(Dataset records)
* start *
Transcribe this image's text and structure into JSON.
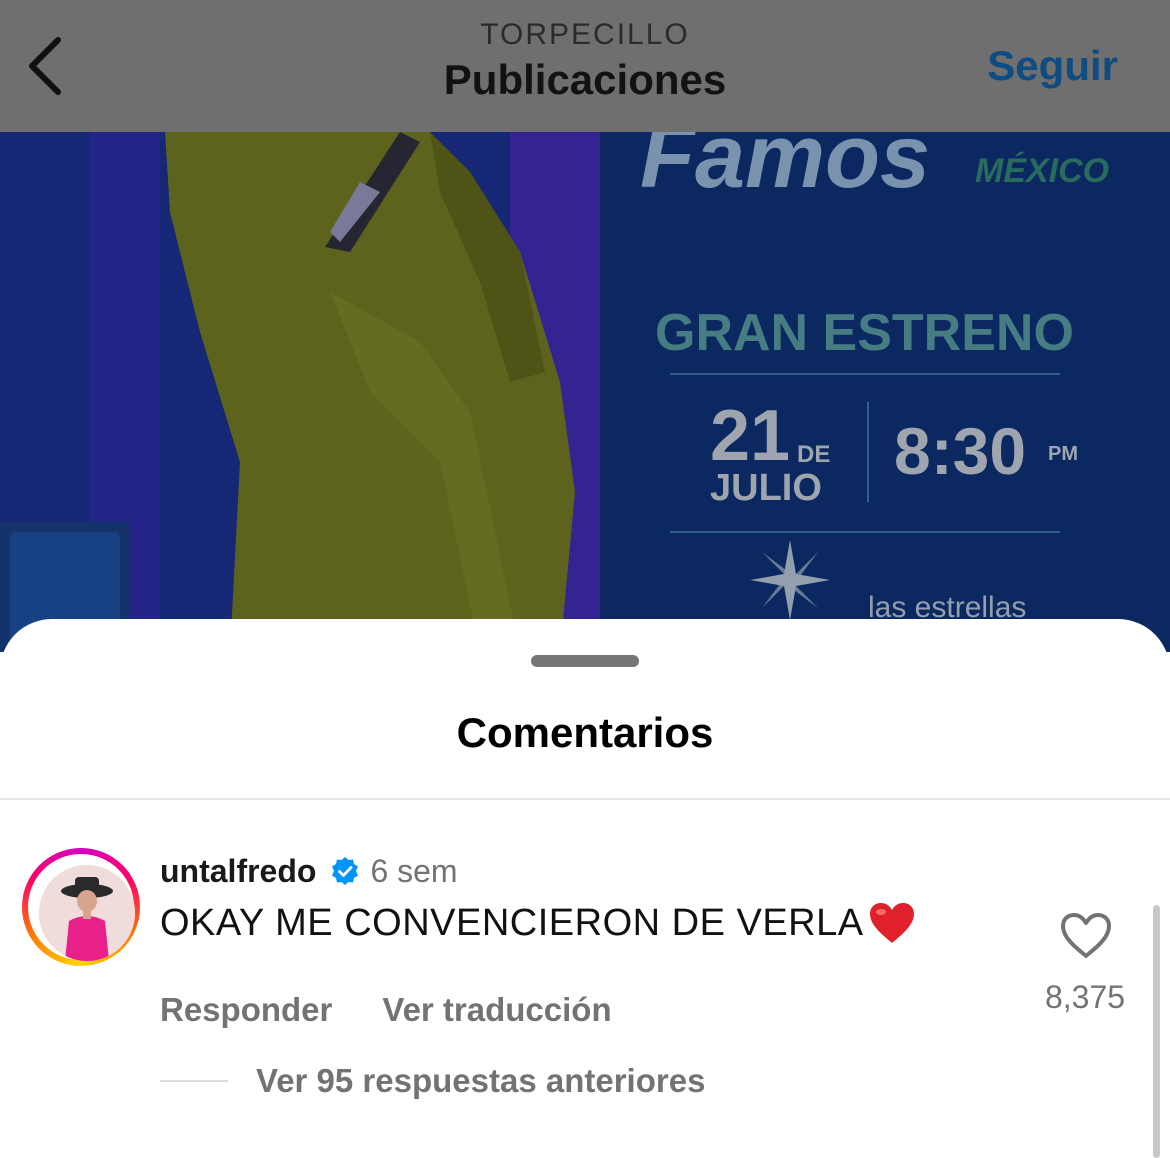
{
  "nav": {
    "account": "TORPECILLO",
    "title": "Publicaciones",
    "follow_label": "Seguir"
  },
  "post_image": {
    "brand_partial": "Famos",
    "country": "MÉXICO",
    "headline": "GRAN ESTRENO",
    "date_day": "21",
    "date_de": "DE",
    "date_month": "JULIO",
    "time": "8:30",
    "time_suffix": "PM",
    "network": "las estrellas"
  },
  "sheet": {
    "title": "Comentarios"
  },
  "comment": {
    "username": "untalfredo",
    "time_ago": "6 sem",
    "text": "OKAY ME CONVENCIERON DE VERLA",
    "reply_label": "Responder",
    "translate_label": "Ver traducción",
    "likes": "8,375"
  },
  "replies": {
    "label": "Ver 95 respuestas anteriores"
  },
  "colors": {
    "nav_bg": "#6f6f6f",
    "follow": "#0f4c82",
    "poster_blue": "#0b2a63",
    "suit_green": "#6a7022",
    "headline_teal": "#4f8f94",
    "verified": "#0095f6",
    "heart_emoji": "#e0202a"
  }
}
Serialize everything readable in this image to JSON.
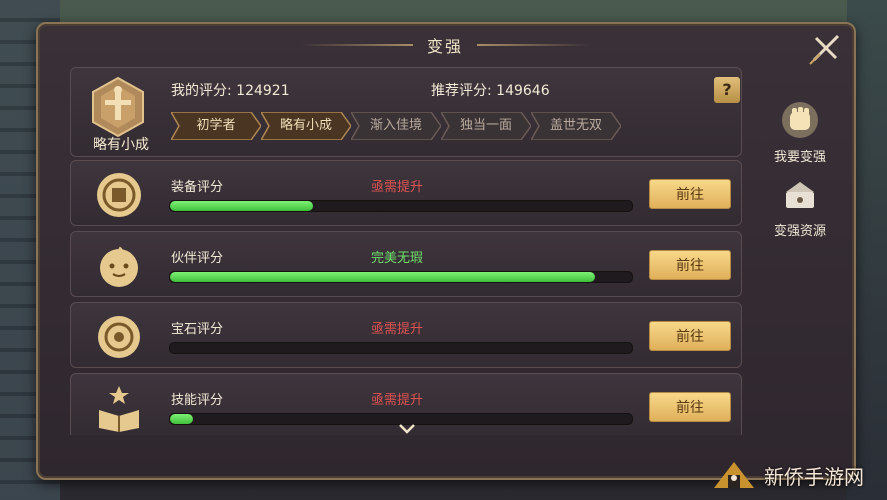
{
  "window": {
    "title": "变强"
  },
  "header": {
    "badge_label": "略有小成",
    "my_score_label": "我的评分:",
    "my_score_value": "124921",
    "recommended_label": "推荐评分:",
    "recommended_value": "149646",
    "help_label": "?",
    "ranks": [
      {
        "label": "初学者",
        "active": true
      },
      {
        "label": "略有小成",
        "active": true
      },
      {
        "label": "渐入佳境",
        "active": false
      },
      {
        "label": "独当一面",
        "active": false
      },
      {
        "label": "盖世无双",
        "active": false
      }
    ]
  },
  "rows": [
    {
      "label": "装备评分",
      "status": "亟需提升",
      "status_color": "#e05252",
      "progress": 0.31,
      "button": "前往",
      "icon": "equipment-icon"
    },
    {
      "label": "伙伴评分",
      "status": "完美无瑕",
      "status_color": "#6fe06a",
      "progress": 0.92,
      "button": "前往",
      "icon": "partner-icon"
    },
    {
      "label": "宝石评分",
      "status": "亟需提升",
      "status_color": "#e05252",
      "progress": 0.0,
      "button": "前往",
      "icon": "gem-icon"
    },
    {
      "label": "技能评分",
      "status": "亟需提升",
      "status_color": "#e05252",
      "progress": 0.05,
      "button": "前往",
      "icon": "skill-icon"
    }
  ],
  "side_menu": [
    {
      "label": "我要变强",
      "icon": "fist-icon"
    },
    {
      "label": "变强资源",
      "icon": "resource-chest-icon"
    }
  ],
  "watermark": {
    "text": "新侨手游网"
  },
  "colors": {
    "accent": "#e0b05a",
    "progress": "#5fd857",
    "bad": "#e05252",
    "good": "#6fe06a"
  }
}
* end *
Copy, without the pictures, exactly the lines from the line with "Serialize everything readable" through the end of the material above, both ends included.

▶ _Final result_
Serialize everything readable in this image to JSON.
{
  "window": {
    "title": "变强"
  },
  "header": {
    "badge_label": "略有小成",
    "my_score_label": "我的评分:",
    "my_score_value": "124921",
    "recommended_label": "推荐评分:",
    "recommended_value": "149646",
    "help_label": "?",
    "ranks": [
      {
        "label": "初学者",
        "active": true
      },
      {
        "label": "略有小成",
        "active": true
      },
      {
        "label": "渐入佳境",
        "active": false
      },
      {
        "label": "独当一面",
        "active": false
      },
      {
        "label": "盖世无双",
        "active": false
      }
    ]
  },
  "rows": [
    {
      "label": "装备评分",
      "status": "亟需提升",
      "status_color": "#e05252",
      "progress": 0.31,
      "button": "前往",
      "icon": "equipment-icon"
    },
    {
      "label": "伙伴评分",
      "status": "完美无瑕",
      "status_color": "#6fe06a",
      "progress": 0.92,
      "button": "前往",
      "icon": "partner-icon"
    },
    {
      "label": "宝石评分",
      "status": "亟需提升",
      "status_color": "#e05252",
      "progress": 0.0,
      "button": "前往",
      "icon": "gem-icon"
    },
    {
      "label": "技能评分",
      "status": "亟需提升",
      "status_color": "#e05252",
      "progress": 0.05,
      "button": "前往",
      "icon": "skill-icon"
    }
  ],
  "side_menu": [
    {
      "label": "我要变强",
      "icon": "fist-icon"
    },
    {
      "label": "变强资源",
      "icon": "resource-chest-icon"
    }
  ],
  "watermark": {
    "text": "新侨手游网"
  },
  "colors": {
    "accent": "#e0b05a",
    "progress": "#5fd857",
    "bad": "#e05252",
    "good": "#6fe06a"
  }
}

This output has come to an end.